■ Set exercise:
Reproduce every record below exactly as written, leaving out any pictures.

==*==

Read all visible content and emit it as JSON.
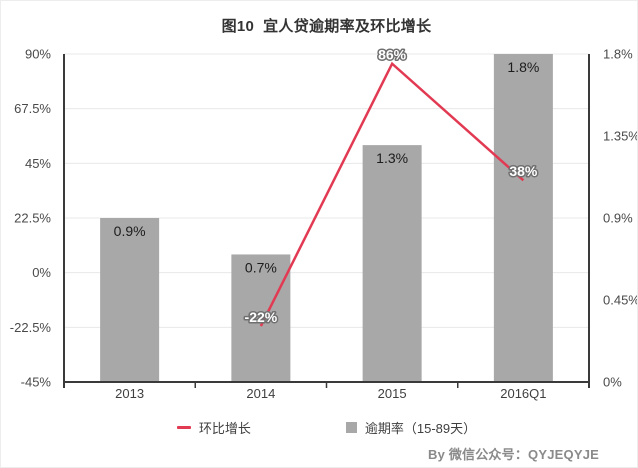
{
  "title": "图10  宜人贷逾期率及环比增长",
  "byline": "By 微信公众号：QYJEQYJE",
  "chart_data": {
    "type": "bar+line",
    "title": "图10 宜人贷逾期率及环比增长",
    "categories": [
      "2013",
      "2014",
      "2015",
      "2016Q1"
    ],
    "series": [
      {
        "name": "逾期率（15-89天）",
        "type": "bar",
        "axis": "right",
        "color": "#a8a8a8",
        "values": [
          0.9,
          0.7,
          1.3,
          1.8
        ],
        "labels": [
          "0.9%",
          "0.7%",
          "1.3%",
          "1.8%"
        ]
      },
      {
        "name": "环比增长",
        "type": "line",
        "axis": "left",
        "color": "#e13a52",
        "values": [
          null,
          -22,
          86,
          38
        ],
        "labels": [
          null,
          "-22%",
          "86%",
          "38%"
        ]
      }
    ],
    "left_axis": {
      "min": -45,
      "max": 90,
      "ticks": [
        "90%",
        "67.5%",
        "45%",
        "22.5%",
        "0%",
        "-22.5%",
        "-45%"
      ]
    },
    "right_axis": {
      "min": 0,
      "max": 1.8,
      "ticks": [
        "1.8%",
        "1.35%",
        "0.9%",
        "0.45%",
        "0%"
      ]
    },
    "grid": true,
    "legend_position": "bottom",
    "legend": {
      "items": [
        {
          "label": "环比增长",
          "marker": "line-dash",
          "color": "#e13a52"
        },
        {
          "label": "逾期率（15-89天）",
          "marker": "square",
          "color": "#a8a8a8"
        }
      ]
    },
    "colors": {
      "grid": "#e8e8e8",
      "axis_frame": "#3a3a3a",
      "bar_label": "#1c1c1c",
      "data_label_fill": "#ffffff",
      "data_label_outline": "#6f6f6f"
    }
  }
}
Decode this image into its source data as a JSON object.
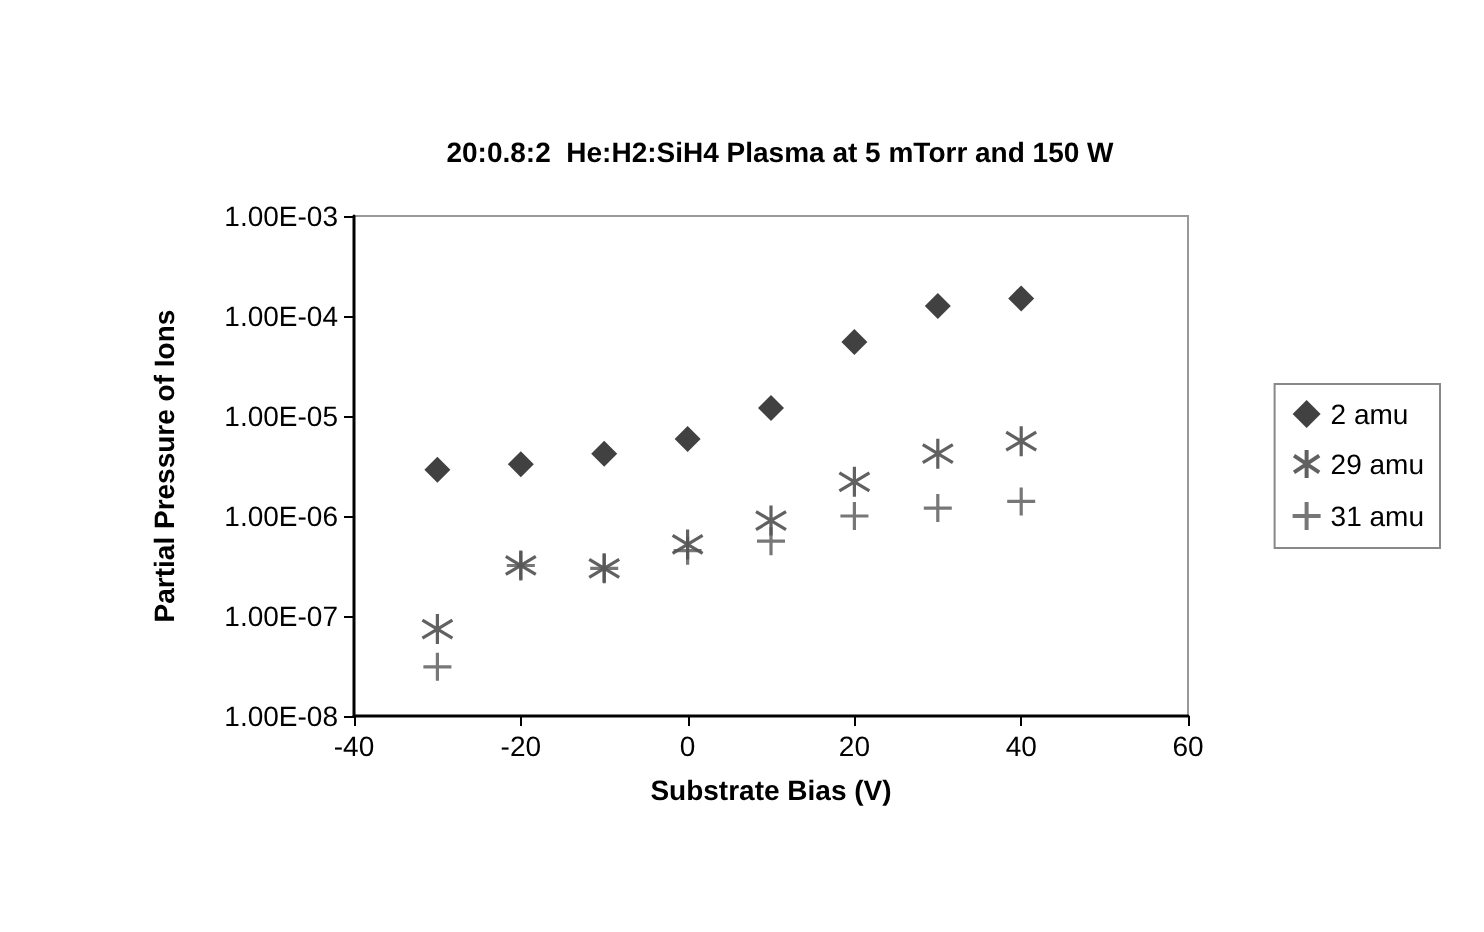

==*==

■ Task response:
Read all visible content and emit it as JSON.
{
  "title": "图10  宜人贷逾期率及环比增长",
  "byline": "By 微信公众号：QYJEQYJE",
  "chart_data": {
    "type": "bar+line",
    "title": "图10 宜人贷逾期率及环比增长",
    "categories": [
      "2013",
      "2014",
      "2015",
      "2016Q1"
    ],
    "series": [
      {
        "name": "逾期率（15-89天）",
        "type": "bar",
        "axis": "right",
        "color": "#a8a8a8",
        "values": [
          0.9,
          0.7,
          1.3,
          1.8
        ],
        "labels": [
          "0.9%",
          "0.7%",
          "1.3%",
          "1.8%"
        ]
      },
      {
        "name": "环比增长",
        "type": "line",
        "axis": "left",
        "color": "#e13a52",
        "values": [
          null,
          -22,
          86,
          38
        ],
        "labels": [
          null,
          "-22%",
          "86%",
          "38%"
        ]
      }
    ],
    "left_axis": {
      "min": -45,
      "max": 90,
      "ticks": [
        "90%",
        "67.5%",
        "45%",
        "22.5%",
        "0%",
        "-22.5%",
        "-45%"
      ]
    },
    "right_axis": {
      "min": 0,
      "max": 1.8,
      "ticks": [
        "1.8%",
        "1.35%",
        "0.9%",
        "0.45%",
        "0%"
      ]
    },
    "grid": true,
    "legend_position": "bottom",
    "legend": {
      "items": [
        {
          "label": "环比增长",
          "marker": "line-dash",
          "color": "#e13a52"
        },
        {
          "label": "逾期率（15-89天）",
          "marker": "square",
          "color": "#a8a8a8"
        }
      ]
    },
    "colors": {
      "grid": "#e8e8e8",
      "axis_frame": "#3a3a3a",
      "bar_label": "#1c1c1c",
      "data_label_fill": "#ffffff",
      "data_label_outline": "#6f6f6f"
    }
  }
}
Decode this image into its source data as a JSON object.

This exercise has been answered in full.